> What is expected
Write down every entry below once more, exactly.

Saved entries
____________

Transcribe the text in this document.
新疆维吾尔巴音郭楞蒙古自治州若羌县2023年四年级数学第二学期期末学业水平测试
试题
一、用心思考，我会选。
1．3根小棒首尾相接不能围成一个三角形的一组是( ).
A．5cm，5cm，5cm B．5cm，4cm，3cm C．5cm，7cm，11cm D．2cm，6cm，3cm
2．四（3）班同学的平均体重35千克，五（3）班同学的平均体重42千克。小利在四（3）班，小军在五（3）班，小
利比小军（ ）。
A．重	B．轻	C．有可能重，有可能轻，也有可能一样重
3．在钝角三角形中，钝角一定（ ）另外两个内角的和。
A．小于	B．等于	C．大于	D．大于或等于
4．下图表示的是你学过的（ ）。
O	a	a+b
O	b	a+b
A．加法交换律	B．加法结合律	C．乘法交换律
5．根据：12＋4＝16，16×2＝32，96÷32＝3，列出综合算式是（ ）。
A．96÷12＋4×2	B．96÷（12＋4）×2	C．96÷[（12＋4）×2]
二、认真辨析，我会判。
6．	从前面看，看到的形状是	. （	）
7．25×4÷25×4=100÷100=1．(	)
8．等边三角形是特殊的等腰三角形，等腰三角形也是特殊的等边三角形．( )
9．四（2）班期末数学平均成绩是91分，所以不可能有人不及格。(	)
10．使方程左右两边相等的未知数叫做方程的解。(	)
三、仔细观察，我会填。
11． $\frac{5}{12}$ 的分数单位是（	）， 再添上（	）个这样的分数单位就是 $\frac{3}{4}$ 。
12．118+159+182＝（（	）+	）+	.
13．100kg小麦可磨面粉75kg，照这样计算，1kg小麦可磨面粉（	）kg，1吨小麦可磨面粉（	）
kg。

____________

> Exercise answer
Transcribe the text in this document.
新疆维吾尔巴音郭楞蒙古自治州若羌县2023年四年级数学第二学期期末学业水平测试
试题
一、用心思考，我会选。
1．3根小棒首尾相接不能围成一个三角形的一组是( ).
A．5cm，5cm，5cm B．5cm，4cm，3cm C．5cm，7cm，11cm D．2cm，6cm，3cm
2．四（3）班同学的平均体重35千克，五（3）班同学的平均体重42千克。小利在四（3）班，小军在五（3）班，小
利比小军（ ）。
A．重	B．轻	C．有可能重，有可能轻，也有可能一样重
3．在钝角三角形中，钝角一定（ ）另外两个内角的和。
A．小于	B．等于	C．大于	D．大于或等于
4．下图表示的是你学过的（ ）。
O	a	a+b
O	b	a+b
A．加法交换律	B．加法结合律	C．乘法交换律
5．根据：12＋4＝16，16×2＝32，96÷32＝3，列出综合算式是（ ）。
A．96÷12＋4×2	B．96÷（12＋4）×2	C．96÷[（12＋4）×2]
二、认真辨析，我会判。
6．	从前面看，看到的形状是	. （	）
7．25×4÷25×4=100÷100=1．(	)
8．等边三角形是特殊的等腰三角形，等腰三角形也是特殊的等边三角形．( )
9．四（2）班期末数学平均成绩是91分，所以不可能有人不及格。(	)
10．使方程左右两边相等的未知数叫做方程的解。(	)
三、仔细观察，我会填。
11． $\frac{5}{12}$ 的分数单位是（	）， 再添上（	）个这样的分数单位就是 $\frac{3}{4}$ 。
12．118+159+182＝（（	）+	）+	.
13．100kg小麦可磨面粉75kg，照这样计算，1kg小麦可磨面粉（	）kg，1吨小麦可磨面粉（	）
kg。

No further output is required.